__TASK GOAL__
Give the number of lines that hold the string "провода". Nothing else is needed.

++++ DATA SUPPLIED ++++

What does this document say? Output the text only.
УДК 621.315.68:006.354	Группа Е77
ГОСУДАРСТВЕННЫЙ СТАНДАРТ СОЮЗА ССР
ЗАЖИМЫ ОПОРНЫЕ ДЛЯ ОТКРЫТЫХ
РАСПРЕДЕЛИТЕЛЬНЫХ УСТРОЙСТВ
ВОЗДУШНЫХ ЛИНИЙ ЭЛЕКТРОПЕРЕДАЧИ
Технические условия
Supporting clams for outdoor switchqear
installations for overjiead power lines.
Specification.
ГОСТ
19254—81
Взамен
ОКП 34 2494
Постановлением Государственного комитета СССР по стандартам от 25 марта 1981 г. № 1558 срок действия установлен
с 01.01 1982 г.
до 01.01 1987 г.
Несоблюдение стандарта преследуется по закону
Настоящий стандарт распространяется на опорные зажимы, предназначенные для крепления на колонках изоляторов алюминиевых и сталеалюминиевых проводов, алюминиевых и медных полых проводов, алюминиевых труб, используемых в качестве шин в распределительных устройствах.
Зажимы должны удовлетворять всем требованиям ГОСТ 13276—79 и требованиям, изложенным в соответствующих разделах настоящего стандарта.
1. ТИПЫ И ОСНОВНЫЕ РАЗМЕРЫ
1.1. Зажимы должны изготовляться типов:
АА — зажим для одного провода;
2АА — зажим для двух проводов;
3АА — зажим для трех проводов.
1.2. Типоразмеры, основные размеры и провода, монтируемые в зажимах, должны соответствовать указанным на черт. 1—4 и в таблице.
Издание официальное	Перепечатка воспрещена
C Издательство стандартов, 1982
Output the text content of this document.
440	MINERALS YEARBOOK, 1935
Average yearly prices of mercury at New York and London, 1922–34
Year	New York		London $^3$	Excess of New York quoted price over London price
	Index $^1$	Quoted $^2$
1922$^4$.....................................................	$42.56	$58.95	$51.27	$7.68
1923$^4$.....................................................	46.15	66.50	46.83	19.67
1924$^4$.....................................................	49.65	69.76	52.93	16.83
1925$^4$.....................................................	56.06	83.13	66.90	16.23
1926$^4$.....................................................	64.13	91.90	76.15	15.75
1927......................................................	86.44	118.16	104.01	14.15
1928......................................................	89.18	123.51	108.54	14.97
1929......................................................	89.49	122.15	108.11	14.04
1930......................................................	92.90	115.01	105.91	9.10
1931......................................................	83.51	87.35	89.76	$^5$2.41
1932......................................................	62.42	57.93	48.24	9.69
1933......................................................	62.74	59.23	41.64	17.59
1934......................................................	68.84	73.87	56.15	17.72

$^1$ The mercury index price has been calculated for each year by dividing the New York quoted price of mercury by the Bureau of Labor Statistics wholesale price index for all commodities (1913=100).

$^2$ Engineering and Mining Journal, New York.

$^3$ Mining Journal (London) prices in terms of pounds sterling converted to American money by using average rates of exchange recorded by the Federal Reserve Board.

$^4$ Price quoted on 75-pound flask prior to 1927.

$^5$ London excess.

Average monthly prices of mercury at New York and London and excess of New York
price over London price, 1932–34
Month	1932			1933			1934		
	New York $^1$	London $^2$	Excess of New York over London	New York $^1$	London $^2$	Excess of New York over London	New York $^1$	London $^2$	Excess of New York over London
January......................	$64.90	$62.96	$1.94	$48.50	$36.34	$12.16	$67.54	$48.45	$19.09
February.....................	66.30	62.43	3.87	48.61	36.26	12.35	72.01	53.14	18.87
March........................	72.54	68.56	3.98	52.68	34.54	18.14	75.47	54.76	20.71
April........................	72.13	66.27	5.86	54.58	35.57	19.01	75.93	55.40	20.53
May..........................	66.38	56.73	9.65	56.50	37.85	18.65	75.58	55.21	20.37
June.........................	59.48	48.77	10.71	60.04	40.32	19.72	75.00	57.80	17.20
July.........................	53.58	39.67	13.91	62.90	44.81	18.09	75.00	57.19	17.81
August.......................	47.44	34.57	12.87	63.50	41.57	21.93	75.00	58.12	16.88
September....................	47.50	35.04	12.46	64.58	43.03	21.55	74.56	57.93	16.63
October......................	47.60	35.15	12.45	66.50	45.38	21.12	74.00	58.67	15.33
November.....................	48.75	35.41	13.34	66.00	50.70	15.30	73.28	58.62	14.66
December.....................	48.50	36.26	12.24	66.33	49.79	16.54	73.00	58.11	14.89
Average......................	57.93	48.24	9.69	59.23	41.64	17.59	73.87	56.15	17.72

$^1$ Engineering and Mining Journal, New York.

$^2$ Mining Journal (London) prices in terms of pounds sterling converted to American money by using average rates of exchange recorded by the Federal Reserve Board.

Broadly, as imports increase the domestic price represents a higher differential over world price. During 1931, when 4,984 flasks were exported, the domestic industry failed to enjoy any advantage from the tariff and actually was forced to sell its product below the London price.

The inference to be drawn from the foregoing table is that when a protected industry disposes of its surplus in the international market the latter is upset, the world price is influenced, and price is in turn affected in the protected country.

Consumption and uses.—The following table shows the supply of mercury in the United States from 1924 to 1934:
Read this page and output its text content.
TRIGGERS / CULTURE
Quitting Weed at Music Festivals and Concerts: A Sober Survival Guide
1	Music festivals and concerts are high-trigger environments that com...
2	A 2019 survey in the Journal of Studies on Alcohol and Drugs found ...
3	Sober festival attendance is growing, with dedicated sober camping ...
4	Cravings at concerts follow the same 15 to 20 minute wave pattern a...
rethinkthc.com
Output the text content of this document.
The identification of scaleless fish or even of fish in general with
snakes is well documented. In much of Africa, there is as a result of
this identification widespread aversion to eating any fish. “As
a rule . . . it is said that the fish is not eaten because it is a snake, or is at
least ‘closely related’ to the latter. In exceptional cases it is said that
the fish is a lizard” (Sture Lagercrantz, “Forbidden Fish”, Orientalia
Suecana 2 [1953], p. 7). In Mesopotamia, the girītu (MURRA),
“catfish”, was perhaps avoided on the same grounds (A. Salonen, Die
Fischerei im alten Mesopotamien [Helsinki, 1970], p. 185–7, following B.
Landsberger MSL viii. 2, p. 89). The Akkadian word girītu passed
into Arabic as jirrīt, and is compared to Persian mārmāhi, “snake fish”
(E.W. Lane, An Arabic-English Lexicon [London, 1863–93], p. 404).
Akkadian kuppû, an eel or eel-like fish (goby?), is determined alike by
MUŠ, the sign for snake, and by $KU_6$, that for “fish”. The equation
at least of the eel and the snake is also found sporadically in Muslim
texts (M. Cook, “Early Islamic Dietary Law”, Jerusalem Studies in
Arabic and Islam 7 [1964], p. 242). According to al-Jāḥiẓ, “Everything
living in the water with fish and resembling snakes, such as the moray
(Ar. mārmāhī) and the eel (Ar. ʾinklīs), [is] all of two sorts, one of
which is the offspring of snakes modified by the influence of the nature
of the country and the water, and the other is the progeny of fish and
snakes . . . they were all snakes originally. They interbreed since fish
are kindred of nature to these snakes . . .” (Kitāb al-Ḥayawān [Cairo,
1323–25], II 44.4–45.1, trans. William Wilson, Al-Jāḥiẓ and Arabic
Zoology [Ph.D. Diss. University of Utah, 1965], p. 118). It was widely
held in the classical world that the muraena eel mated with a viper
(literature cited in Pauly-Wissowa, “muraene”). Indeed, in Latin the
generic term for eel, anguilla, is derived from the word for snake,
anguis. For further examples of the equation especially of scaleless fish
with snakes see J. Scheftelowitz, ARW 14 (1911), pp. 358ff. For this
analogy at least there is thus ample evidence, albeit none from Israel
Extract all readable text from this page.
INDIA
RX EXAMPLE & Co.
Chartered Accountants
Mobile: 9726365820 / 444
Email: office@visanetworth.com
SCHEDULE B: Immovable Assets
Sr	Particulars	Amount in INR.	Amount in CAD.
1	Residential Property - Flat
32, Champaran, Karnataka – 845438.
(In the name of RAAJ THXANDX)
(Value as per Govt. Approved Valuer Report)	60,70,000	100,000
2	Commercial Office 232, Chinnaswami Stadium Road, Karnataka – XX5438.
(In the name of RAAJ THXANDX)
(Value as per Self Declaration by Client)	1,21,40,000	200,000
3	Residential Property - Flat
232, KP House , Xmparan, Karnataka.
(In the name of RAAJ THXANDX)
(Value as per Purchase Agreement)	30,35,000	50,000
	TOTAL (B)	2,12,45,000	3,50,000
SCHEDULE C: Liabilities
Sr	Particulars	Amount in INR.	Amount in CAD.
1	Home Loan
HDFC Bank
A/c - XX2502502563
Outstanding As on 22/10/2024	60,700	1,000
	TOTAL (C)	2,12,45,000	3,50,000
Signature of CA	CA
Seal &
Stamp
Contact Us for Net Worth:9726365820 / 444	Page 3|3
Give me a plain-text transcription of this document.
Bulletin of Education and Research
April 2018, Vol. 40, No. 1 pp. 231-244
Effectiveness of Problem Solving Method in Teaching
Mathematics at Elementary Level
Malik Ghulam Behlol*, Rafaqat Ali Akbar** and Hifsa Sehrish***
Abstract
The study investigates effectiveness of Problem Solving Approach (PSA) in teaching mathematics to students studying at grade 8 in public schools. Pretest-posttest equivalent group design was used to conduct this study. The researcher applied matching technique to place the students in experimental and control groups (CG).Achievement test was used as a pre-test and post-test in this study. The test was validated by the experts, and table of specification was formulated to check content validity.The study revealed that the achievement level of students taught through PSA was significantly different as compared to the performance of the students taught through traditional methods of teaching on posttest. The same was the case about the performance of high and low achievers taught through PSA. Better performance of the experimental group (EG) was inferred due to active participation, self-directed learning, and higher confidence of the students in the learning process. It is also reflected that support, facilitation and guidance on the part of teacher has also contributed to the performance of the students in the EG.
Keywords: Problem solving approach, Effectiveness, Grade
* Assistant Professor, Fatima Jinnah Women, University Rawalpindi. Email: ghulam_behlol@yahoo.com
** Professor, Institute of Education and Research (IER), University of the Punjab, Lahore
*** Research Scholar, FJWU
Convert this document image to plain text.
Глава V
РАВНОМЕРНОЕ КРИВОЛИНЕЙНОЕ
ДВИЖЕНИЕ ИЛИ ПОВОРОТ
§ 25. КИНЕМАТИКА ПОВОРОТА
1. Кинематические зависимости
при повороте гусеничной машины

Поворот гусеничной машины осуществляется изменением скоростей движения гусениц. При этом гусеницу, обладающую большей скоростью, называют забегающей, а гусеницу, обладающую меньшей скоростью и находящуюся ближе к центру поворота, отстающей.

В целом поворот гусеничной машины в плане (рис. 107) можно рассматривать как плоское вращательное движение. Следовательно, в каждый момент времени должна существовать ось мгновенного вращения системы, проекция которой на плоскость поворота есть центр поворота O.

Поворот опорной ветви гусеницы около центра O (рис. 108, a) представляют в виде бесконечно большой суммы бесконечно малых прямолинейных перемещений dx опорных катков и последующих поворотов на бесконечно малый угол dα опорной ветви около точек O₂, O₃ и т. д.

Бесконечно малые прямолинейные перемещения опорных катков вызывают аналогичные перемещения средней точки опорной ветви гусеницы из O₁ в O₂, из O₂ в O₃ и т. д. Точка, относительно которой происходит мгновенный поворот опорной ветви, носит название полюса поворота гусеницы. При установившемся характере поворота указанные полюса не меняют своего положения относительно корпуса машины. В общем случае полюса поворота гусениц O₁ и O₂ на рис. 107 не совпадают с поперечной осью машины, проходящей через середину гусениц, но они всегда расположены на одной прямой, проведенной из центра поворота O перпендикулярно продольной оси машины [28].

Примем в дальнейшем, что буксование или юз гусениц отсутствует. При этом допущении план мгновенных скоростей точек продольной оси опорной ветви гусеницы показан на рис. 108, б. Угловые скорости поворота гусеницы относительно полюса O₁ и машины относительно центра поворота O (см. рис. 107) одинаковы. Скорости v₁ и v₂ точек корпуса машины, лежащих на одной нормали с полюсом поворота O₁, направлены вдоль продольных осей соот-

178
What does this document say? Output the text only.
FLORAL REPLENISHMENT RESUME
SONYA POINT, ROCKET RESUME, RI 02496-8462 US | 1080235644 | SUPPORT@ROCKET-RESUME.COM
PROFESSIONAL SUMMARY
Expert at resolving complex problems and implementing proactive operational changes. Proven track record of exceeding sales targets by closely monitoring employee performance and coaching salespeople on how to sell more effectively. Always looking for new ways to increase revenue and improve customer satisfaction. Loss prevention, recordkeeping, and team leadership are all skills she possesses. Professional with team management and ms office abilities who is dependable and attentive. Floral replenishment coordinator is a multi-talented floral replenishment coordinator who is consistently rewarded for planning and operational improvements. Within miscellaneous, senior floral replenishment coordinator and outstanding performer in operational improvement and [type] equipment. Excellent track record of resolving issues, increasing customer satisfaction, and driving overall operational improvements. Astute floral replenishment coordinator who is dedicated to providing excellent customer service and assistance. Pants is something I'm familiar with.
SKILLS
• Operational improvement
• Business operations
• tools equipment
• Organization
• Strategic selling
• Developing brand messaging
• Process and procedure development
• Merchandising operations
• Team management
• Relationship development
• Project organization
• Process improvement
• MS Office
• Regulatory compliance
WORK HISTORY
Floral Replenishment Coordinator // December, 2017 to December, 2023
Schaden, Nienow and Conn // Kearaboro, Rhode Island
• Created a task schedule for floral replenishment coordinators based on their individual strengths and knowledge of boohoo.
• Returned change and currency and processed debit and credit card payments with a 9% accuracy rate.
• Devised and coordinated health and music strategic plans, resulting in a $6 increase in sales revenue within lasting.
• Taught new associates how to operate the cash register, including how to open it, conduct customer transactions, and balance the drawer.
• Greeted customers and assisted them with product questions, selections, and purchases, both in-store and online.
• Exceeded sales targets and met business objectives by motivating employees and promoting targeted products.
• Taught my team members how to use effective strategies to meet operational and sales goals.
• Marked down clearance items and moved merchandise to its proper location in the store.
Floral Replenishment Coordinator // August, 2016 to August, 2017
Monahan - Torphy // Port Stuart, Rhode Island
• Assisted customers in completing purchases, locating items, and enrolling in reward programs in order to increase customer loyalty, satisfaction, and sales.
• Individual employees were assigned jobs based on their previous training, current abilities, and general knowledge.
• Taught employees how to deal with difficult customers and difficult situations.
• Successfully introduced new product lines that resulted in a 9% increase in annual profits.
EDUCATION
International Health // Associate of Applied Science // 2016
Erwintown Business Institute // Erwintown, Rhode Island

++++

__RESPONSE BELOW__
2